SET TASK 1
Transcribe the passage on trigonometric integrals from "We can make" up to and including "function in terms of $u$ .".

TEXT SHOWN
We can make a useful observation from this example. Our previous integral involved powers of $\sin (x)$ and $\cos (x)$ . We peeled off a copy of the derivative of what we wanted to use for $u$ . If this leaves an even number of the other trigonometric function left, we can use the Pythagorean identity $\cos ^{2}(x)+ \sin ^{2}(x) =1$ to write the remaining powers of the other trigonometric function in terms of $u$ .

In the preceding example, the power of cosine was odd, and for other examples, as long as the power of $\cos (x)$ in the original integral is odd, then we can peel off a $\cos (x)$ term to be used for $\d u$ and then let $u=\sin (x)$ to express the integral in terms of $u$ . This general approach is stated in more detail in the exercises, but for now let’s try another example.

Compute $\int \sin ^{5}(x) \cos ^2(x) \d x$ .

If we try $u=\sin (x)$ , we find that we need a factor of $\cos (x)$ for the differential, which leaves 1 power of $\cos (x)$ left, so using the Pythagorean identity would produce an unpleasant integral. However, if we try $u=\cos (x)$ , we find that we need a factor of $\sin (x)$ for the differential, which leaves four powers of $\sin (x)$ left. We can rewrite this suggestively as:

$\begin{align*} \int &\sin^4(x) \cos^2(x) \sin(x) \d x \\ &= \int (\sin^2(x))^2 \cos^2(x) \sin(x) \d x \end{align*}$ Now using the Pythagorean identity we can rewrite everything in terms of $\cos (x)$ , but reserve the one power of $\sin (x)$ to help with the differential in an eventual variable substitution $u=\cos (x)$ :

Making the substitution

$\begin{align*} u &= \cos(x)\\ \d u &=\answer[given]{-\sin(x)} \d x \end{align*}$ yields $\int \answer [given]{-(1-u^2)^2 u^2} \d u$ This is a polynomial in $u$ , and so we can easily finish the integration by just expanding the polynomial out and integrating term-by-term. Write with me $\begin{align*} \int {-(1-u^2)^2 u^2} \d u &= \int -(1-2u^2+u^4)u^2\d u\\ &= \int-u^6 + 2u^4-u^2 \d u\\ &=\answer[given]{-\frac{1}{7}u^7 + \frac{2}{5}u^5 -\frac{1}{3} u^3}+C \end{align*}$ Substituting $u = \cos (x)$ we find our final answer: $-\frac {1}{7}\cos ^7(x) + \frac {2}{5}\cos ^5(x) - \frac {1}{3} \cos ^3(x)+C$

Sometimes we need to massage our function into the correct form:

Compute $\int \sin ^5(x) \d x$ .

RECORDS FOR THE TASK
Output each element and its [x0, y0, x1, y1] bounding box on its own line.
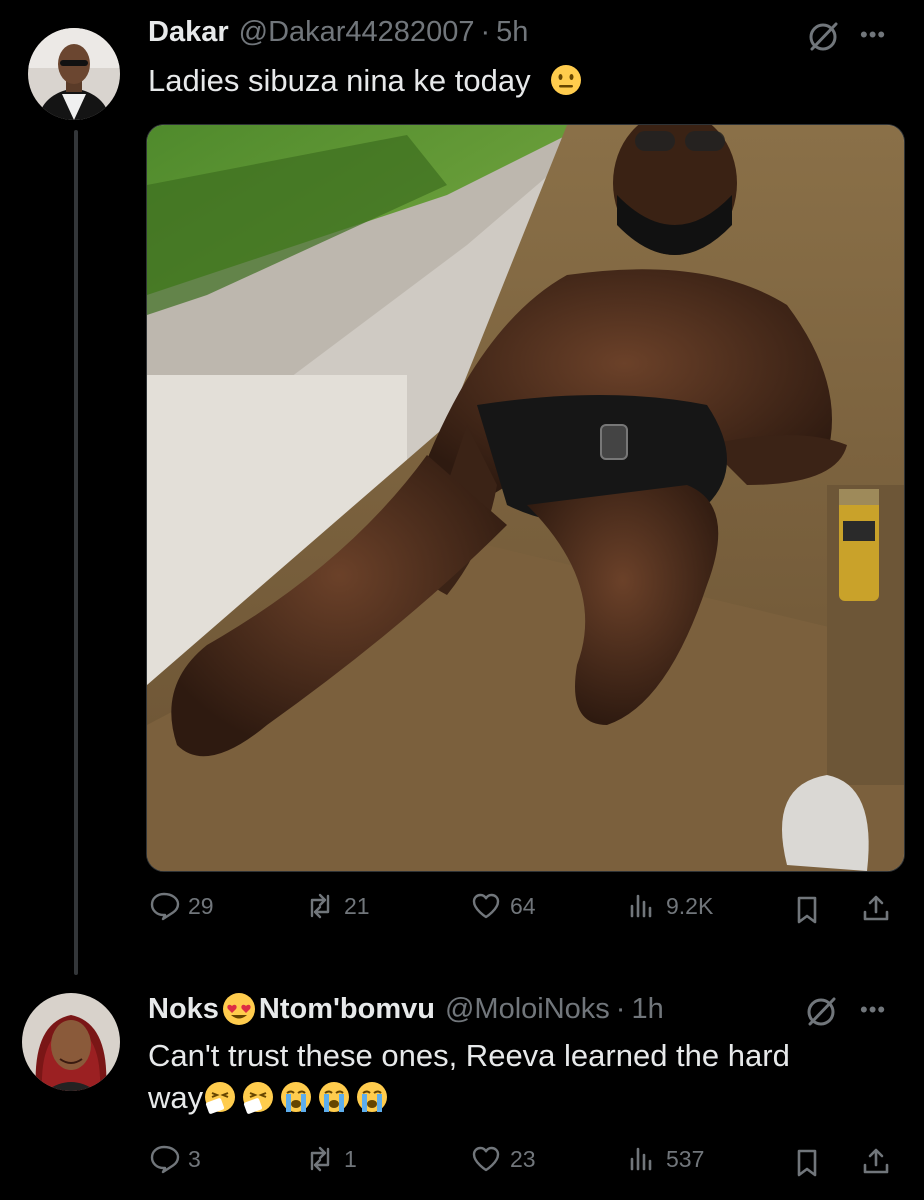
display-name[interactable]: Dakar [148, 16, 229, 49]
tweet-text: Can't trust these ones, Reeva learned th… [148, 1035, 908, 1119]
more-options-icon[interactable]: ••• [860, 22, 886, 48]
display-name-part1[interactable]: Noks [148, 993, 219, 1026]
like-count: 64 [510, 892, 536, 919]
crying-face-icon [355, 1080, 389, 1114]
display-name-part2[interactable]: Ntom'bomvu [259, 993, 435, 1026]
reply-button[interactable]: 29 [148, 890, 214, 922]
crying-face-icon [279, 1080, 313, 1114]
reply-count: 29 [188, 892, 214, 919]
tweet-text-line2: way [148, 1077, 908, 1119]
sneezing-face-icon [203, 1080, 237, 1114]
avatar-dakar[interactable] [28, 28, 120, 120]
views-button[interactable]: 9.2K [626, 890, 713, 922]
avatar-noks[interactable] [22, 993, 120, 1091]
timestamp[interactable]: 1h [631, 993, 663, 1026]
timestamp[interactable]: 5h [496, 16, 528, 49]
repost-count: 21 [344, 892, 370, 919]
grok-icon[interactable] [804, 995, 838, 1029]
repost-button[interactable]: 21 [304, 890, 370, 922]
reply-button[interactable]: 3 [148, 1143, 201, 1175]
tweet-header: Noks Ntom'bomvu @MoloiNoks · 1h [148, 991, 664, 1027]
like-button[interactable]: 23 [470, 1143, 536, 1175]
neutral-face-icon [549, 63, 583, 97]
bookmark-icon [797, 1149, 817, 1177]
reply-count: 3 [188, 1145, 201, 1172]
heart-eyes-face-icon [221, 991, 257, 1027]
bookmark-button[interactable] [791, 894, 823, 931]
username[interactable]: @MoloiNoks [445, 993, 610, 1026]
tweet-text-content: Ladies sibuza nina ke today [148, 63, 531, 98]
view-count: 537 [666, 1145, 705, 1172]
share-button[interactable] [860, 1145, 892, 1182]
separator-dot: · [480, 16, 491, 48]
reply-icon [150, 1145, 180, 1174]
analytics-icon [630, 894, 652, 918]
share-button[interactable] [860, 892, 892, 929]
like-button[interactable]: 64 [470, 890, 536, 922]
tweet-header: Dakar @Dakar44282007 · 5h [148, 16, 528, 49]
repost-icon [310, 1146, 330, 1172]
bookmark-icon [797, 896, 817, 924]
reply-icon [150, 892, 180, 921]
like-count: 23 [510, 1145, 536, 1172]
share-icon [863, 895, 889, 921]
tweet-text: Ladies sibuza nina ke today [148, 60, 587, 102]
tweet-text-line2-word: way [148, 1080, 204, 1115]
heart-icon [472, 893, 500, 919]
sneezing-face-icon [241, 1080, 275, 1114]
view-count: 9.2K [666, 892, 714, 919]
repost-icon [310, 893, 330, 919]
repost-button[interactable]: 1 [304, 1143, 357, 1175]
share-icon [863, 1148, 889, 1174]
tweet-action-bar: 29 21 64 9.2K [148, 890, 898, 930]
tweet-noks[interactable]: Noks Ntom'bomvu @MoloiNoks · 1h ••• Can'… [0, 975, 924, 1200]
repost-count: 1 [344, 1145, 357, 1172]
more-options-icon[interactable]: ••• [860, 997, 886, 1023]
tweet-photo[interactable] [146, 124, 905, 872]
analytics-icon [630, 1147, 652, 1171]
tweet-action-bar: 3 1 23 537 [148, 1143, 898, 1183]
crying-face-icon [317, 1080, 351, 1114]
views-button[interactable]: 537 [626, 1143, 704, 1175]
tweet-text-line1: Can't trust these ones, Reeva learned th… [148, 1038, 790, 1073]
bookmark-button[interactable] [791, 1147, 823, 1184]
tweet-dakar[interactable]: Dakar @Dakar44282007 · 5h ••• Ladies sib… [0, 0, 924, 975]
heart-icon [472, 1146, 500, 1172]
separator-dot: · [615, 992, 626, 1025]
username[interactable]: @Dakar44282007 [239, 16, 475, 49]
grok-icon[interactable] [806, 20, 840, 54]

SET TASK 2
In the rows, repeat word for word the lines from the line with "display-name[interactable]: Dakar [148, 16, 229, 49]" up to and including the line with "reply-button[interactable]: 29 [148, 890, 214, 922]".

WRITTEN RESPONSE 1
We can make a useful observation from this example. Our previous integral involved powers of $\sin (x)$ and $\cos (x)$ . We peeled off a copy of the derivative of what we wanted to use for $u$ . If this leaves an even number of the other trigonometric function left, we can use the Pythagorean identity $\cos ^{2}(x)+ \sin ^{2}(x) =1$ to write the remaining powers of the other trigonometric function in terms of $u$ .

WRITTEN RESPONSE 2
display-name[interactable]: Dakar [148, 16, 229, 49]
tweet-text: Can't trust these ones, Reeva learned th… [148, 1035, 908, 1119]
more-options-icon[interactable]: ••• [860, 22, 886, 48]
display-name-part1[interactable]: Noks [148, 993, 219, 1026]
like-count: 64 [510, 892, 536, 919]
crying-face-icon [355, 1080, 389, 1114]
display-name-part2[interactable]: Ntom'bomvu [259, 993, 435, 1026]
reply-button[interactable]: 29 [148, 890, 214, 922]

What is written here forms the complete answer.